SET EXERCISE: Extract, exactly and without pictures, every line from the one that includes "Convert this chart to structured JSON data." through the final line of the material below.

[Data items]
────────
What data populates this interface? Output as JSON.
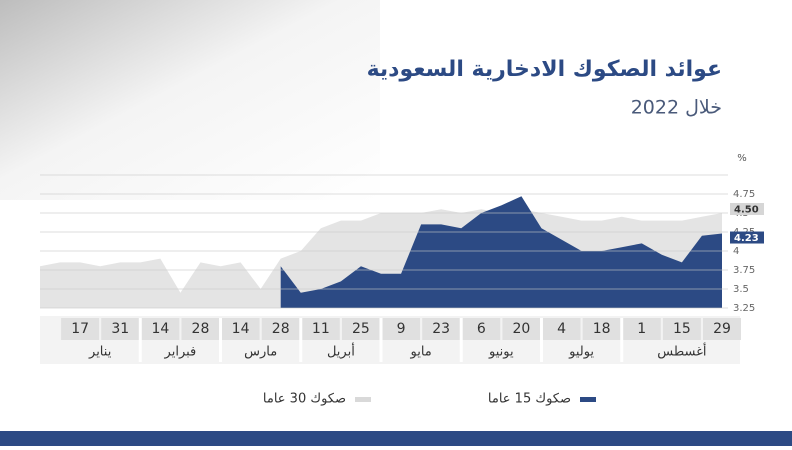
{
  "chart_data": {
    "type": "area",
    "title": "عوائد الصكوك الادخارية السعودية",
    "subtitle": "خلال 2022",
    "y_label": "%",
    "categories": [
      null,
      null,
      "17",
      null,
      "31",
      null,
      "14",
      null,
      "28",
      null,
      "14",
      null,
      "28",
      null,
      "11",
      null,
      "25",
      null,
      "9",
      null,
      "23",
      null,
      "6",
      null,
      "20",
      null,
      "4",
      null,
      "18",
      null,
      "1",
      null,
      "15",
      null,
      "29"
    ],
    "x_groups": [
      "يناير",
      "فبراير",
      "مارس",
      "أبريل",
      "مايو",
      "يونيو",
      "يوليو",
      "أغسطس"
    ],
    "ylim": [
      3.25,
      5.0
    ],
    "yticks": [
      3.25,
      3.5,
      3.75,
      4,
      4.25,
      4.5,
      4.75,
      5.0
    ],
    "yticks_labeled": [
      3.25,
      3.5,
      3.75,
      4,
      4.25,
      4.5,
      4.75
    ],
    "grid": true,
    "series": [
      {
        "name": "صكوك 30 عاما",
        "color": "#e4e4e4",
        "end_label_color": "#d6d6d6",
        "end_value_label": "4.50",
        "values": [
          3.8,
          3.85,
          3.85,
          3.8,
          3.85,
          3.85,
          3.9,
          3.45,
          3.85,
          3.8,
          3.85,
          3.5,
          3.9,
          4.0,
          4.3,
          4.4,
          4.4,
          4.5,
          4.5,
          4.5,
          4.55,
          4.5,
          4.55,
          4.5,
          4.55,
          4.5,
          4.45,
          4.4,
          4.4,
          4.45,
          4.4,
          4.4,
          4.4,
          4.45,
          4.5
        ]
      },
      {
        "name": "صكوك 15 عاما",
        "color": "#2c4a84",
        "end_label_color": "#2c4a84",
        "end_value_label": "4.23",
        "values": [
          null,
          null,
          null,
          null,
          null,
          null,
          null,
          null,
          null,
          null,
          null,
          null,
          3.8,
          3.45,
          3.5,
          3.6,
          3.8,
          3.7,
          3.7,
          4.35,
          4.35,
          4.3,
          4.5,
          4.6,
          4.72,
          4.3,
          4.15,
          4.0,
          4.0,
          4.05,
          4.1,
          3.95,
          3.85,
          4.2,
          4.23
        ]
      }
    ],
    "legend": "bottom"
  }
}
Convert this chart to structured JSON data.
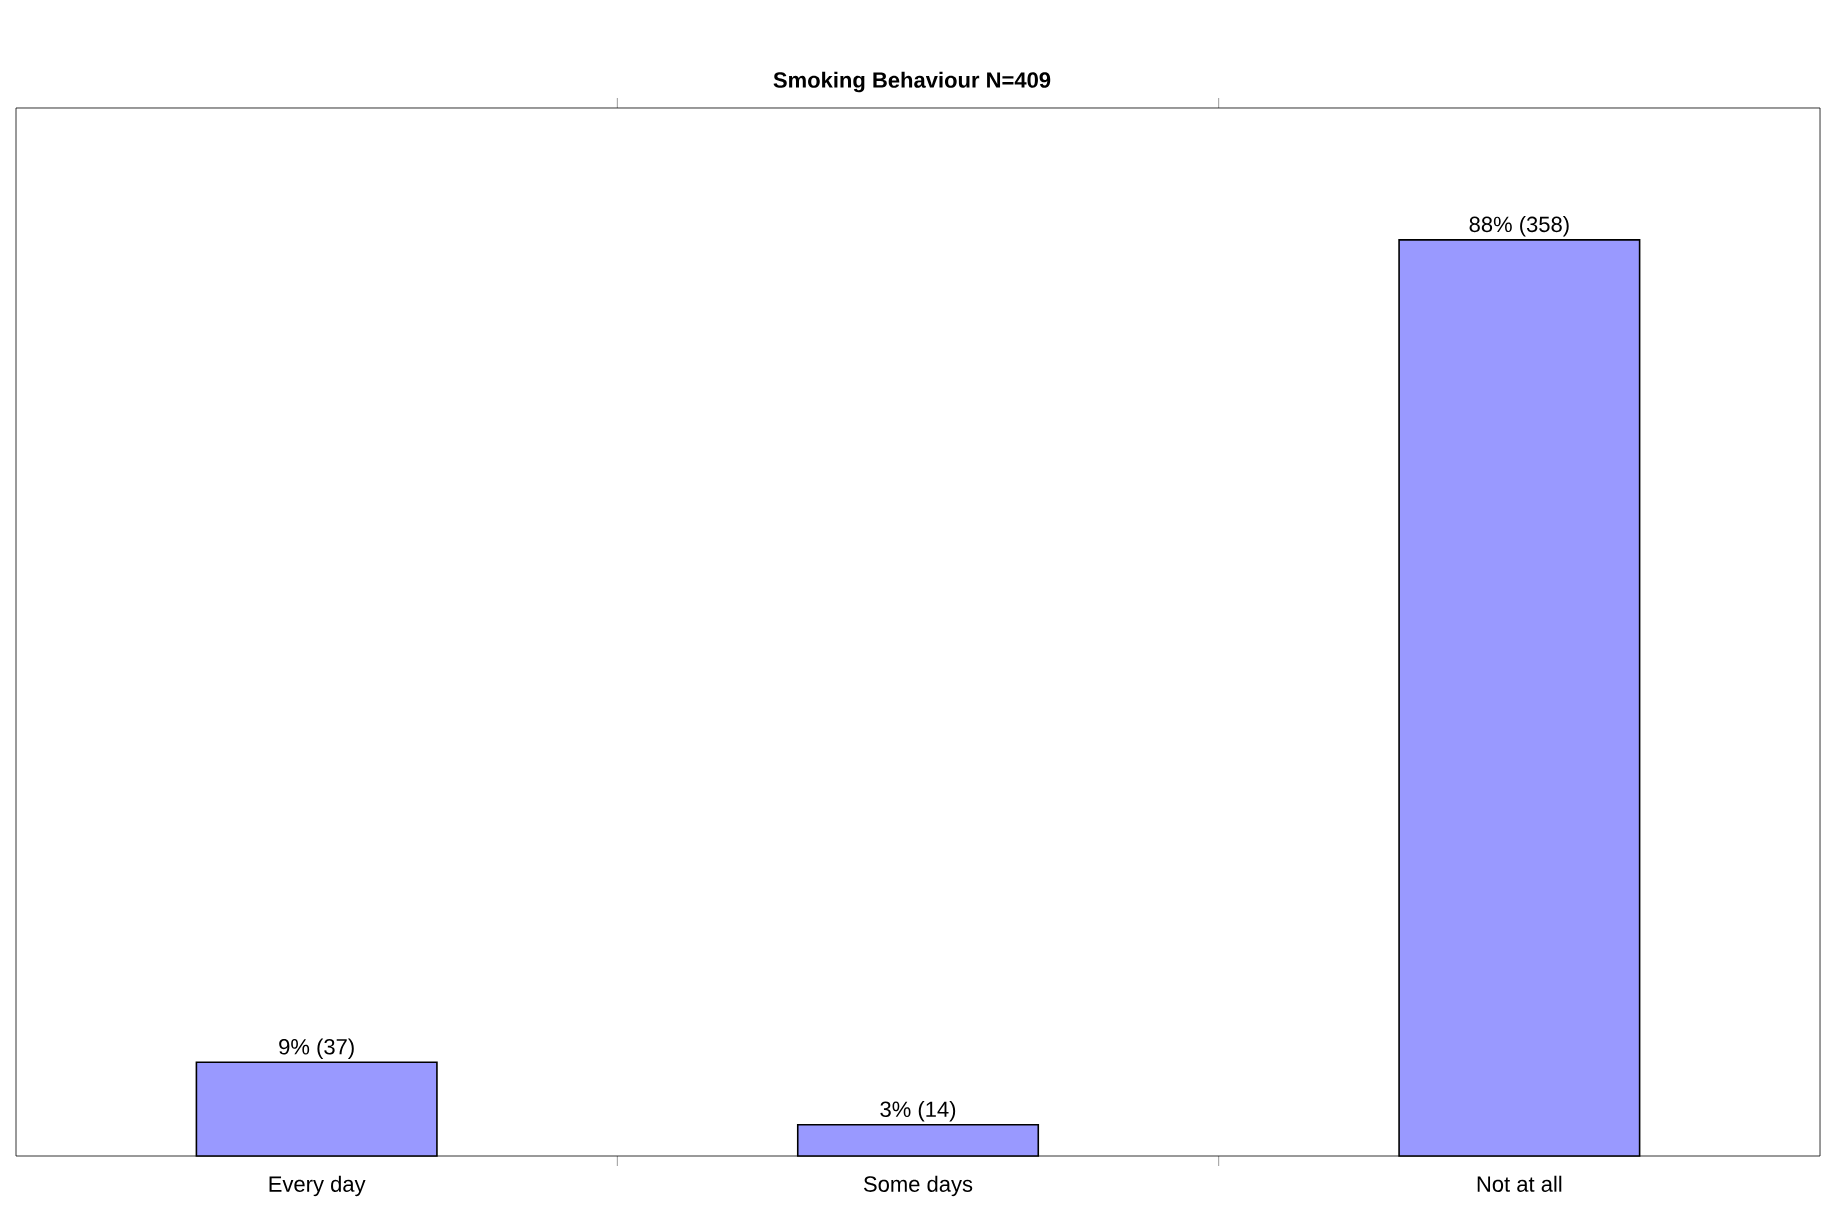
{
  "chart_data": {
    "type": "bar",
    "title": "Smoking Behaviour N=409",
    "categories": [
      "Every day",
      "Some days",
      "Not at all"
    ],
    "values": [
      9,
      3,
      88
    ],
    "value_labels": [
      "9% (37)",
      "3% (14)",
      "88% (358)"
    ],
    "color": "#9999ff"
  }
}
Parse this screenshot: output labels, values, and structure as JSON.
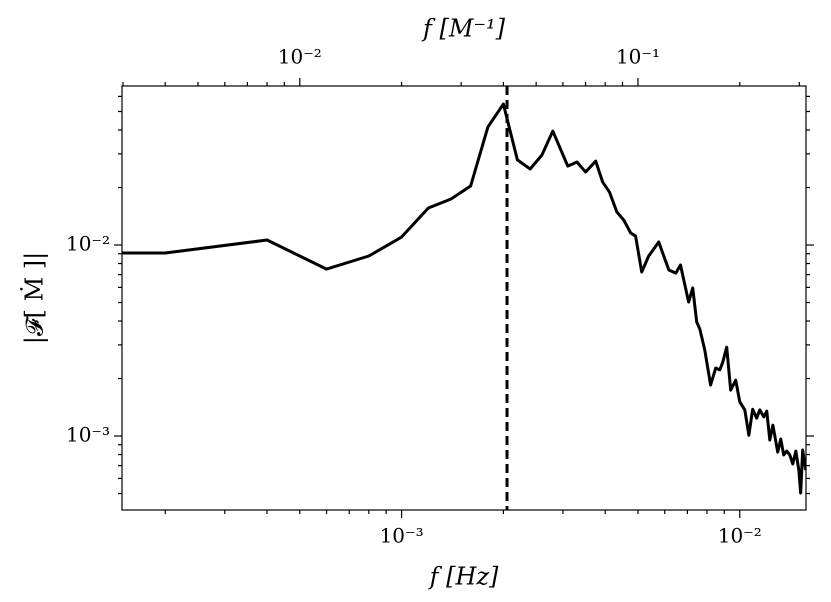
────────
RESPONSE TO THIS TASK:
Convert this chart to structured JSON data.
{
  "chart_data": {
    "type": "bar",
    "title": "Smoking Behaviour N=409",
    "categories": [
      "Every day",
      "Some days",
      "Not at all"
    ],
    "values": [
      9,
      3,
      88
    ],
    "value_labels": [
      "9% (37)",
      "3% (14)",
      "88% (358)"
    ],
    "color": "#9999ff"
  }
}
Parse this screenshot: output labels, values, and structure as JSON.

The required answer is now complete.